* **REQUIRED TASK**: Copy each line below exactly and leave the pictures out.

__________

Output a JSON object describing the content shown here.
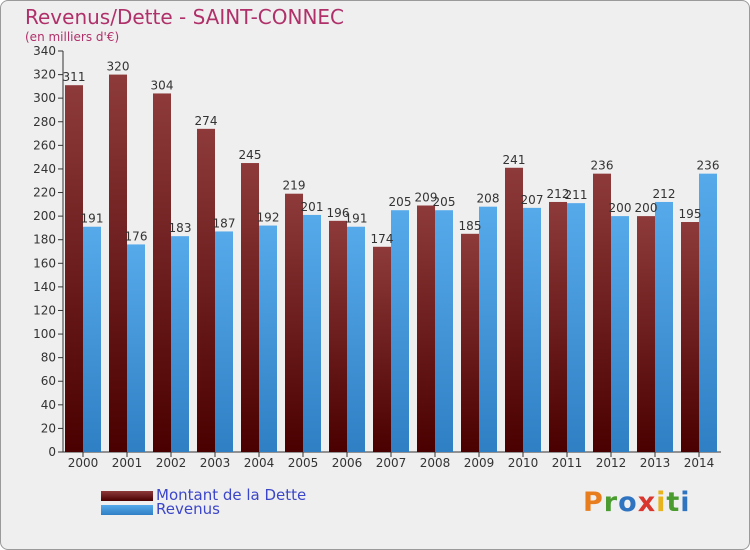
{
  "title": "Revenus/Dette - SAINT-CONNEC",
  "subtitle": "(en milliers d'€)",
  "chart_data": {
    "type": "bar",
    "categories": [
      "2000",
      "2001",
      "2002",
      "2003",
      "2004",
      "2005",
      "2006",
      "2007",
      "2008",
      "2009",
      "2010",
      "2011",
      "2012",
      "2013",
      "2014"
    ],
    "series": [
      {
        "name": "Montant de la Dette",
        "values": [
          311,
          320,
          304,
          274,
          245,
          219,
          196,
          174,
          209,
          185,
          241,
          212,
          236,
          200,
          195
        ]
      },
      {
        "name": "Revenus",
        "values": [
          191,
          176,
          183,
          187,
          192,
          201,
          191,
          205,
          205,
          208,
          207,
          211,
          200,
          212,
          236
        ]
      }
    ],
    "ylim": [
      0,
      340
    ],
    "ytick_step": 20,
    "grid": false,
    "legend": "bottom-left",
    "xlabel": "",
    "ylabel": ""
  },
  "legend": {
    "items": [
      {
        "label": "Montant de la Dette"
      },
      {
        "label": "Revenus"
      }
    ]
  },
  "logo": {
    "letters": [
      "P",
      "r",
      "o",
      "x",
      "i",
      "t",
      "i"
    ]
  },
  "colors": {
    "title": "#b0306a",
    "dette_top": "#8e3a3a",
    "dette_bottom": "#4a0000",
    "revenus_top": "#56aaea",
    "revenus_bottom": "#2f7fc4",
    "legend_text": "#3c46c8",
    "logo": [
      "#e87d1e",
      "#4a9c2f",
      "#2f74c0",
      "#d9362e",
      "#e8b41e",
      "#4a9c2f",
      "#2f74c0"
    ]
  }
}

__________

* **CORRECT RESULT**:
Output a JSON object describing the content shown here.
{
  "title": "Revenus/Dette - SAINT-CONNEC",
  "subtitle": "(en milliers d'€)",
  "chart_data": {
    "type": "bar",
    "categories": [
      "2000",
      "2001",
      "2002",
      "2003",
      "2004",
      "2005",
      "2006",
      "2007",
      "2008",
      "2009",
      "2010",
      "2011",
      "2012",
      "2013",
      "2014"
    ],
    "series": [
      {
        "name": "Montant de la Dette",
        "values": [
          311,
          320,
          304,
          274,
          245,
          219,
          196,
          174,
          209,
          185,
          241,
          212,
          236,
          200,
          195
        ]
      },
      {
        "name": "Revenus",
        "values": [
          191,
          176,
          183,
          187,
          192,
          201,
          191,
          205,
          205,
          208,
          207,
          211,
          200,
          212,
          236
        ]
      }
    ],
    "ylim": [
      0,
      340
    ],
    "ytick_step": 20,
    "grid": false,
    "legend": "bottom-left",
    "xlabel": "",
    "ylabel": ""
  },
  "legend": {
    "items": [
      {
        "label": "Montant de la Dette"
      },
      {
        "label": "Revenus"
      }
    ]
  },
  "logo": {
    "letters": [
      "P",
      "r",
      "o",
      "x",
      "i",
      "t",
      "i"
    ]
  },
  "colors": {
    "title": "#b0306a",
    "dette_top": "#8e3a3a",
    "dette_bottom": "#4a0000",
    "revenus_top": "#56aaea",
    "revenus_bottom": "#2f7fc4",
    "legend_text": "#3c46c8",
    "logo": [
      "#e87d1e",
      "#4a9c2f",
      "#2f74c0",
      "#d9362e",
      "#e8b41e",
      "#4a9c2f",
      "#2f74c0"
    ]
  }
}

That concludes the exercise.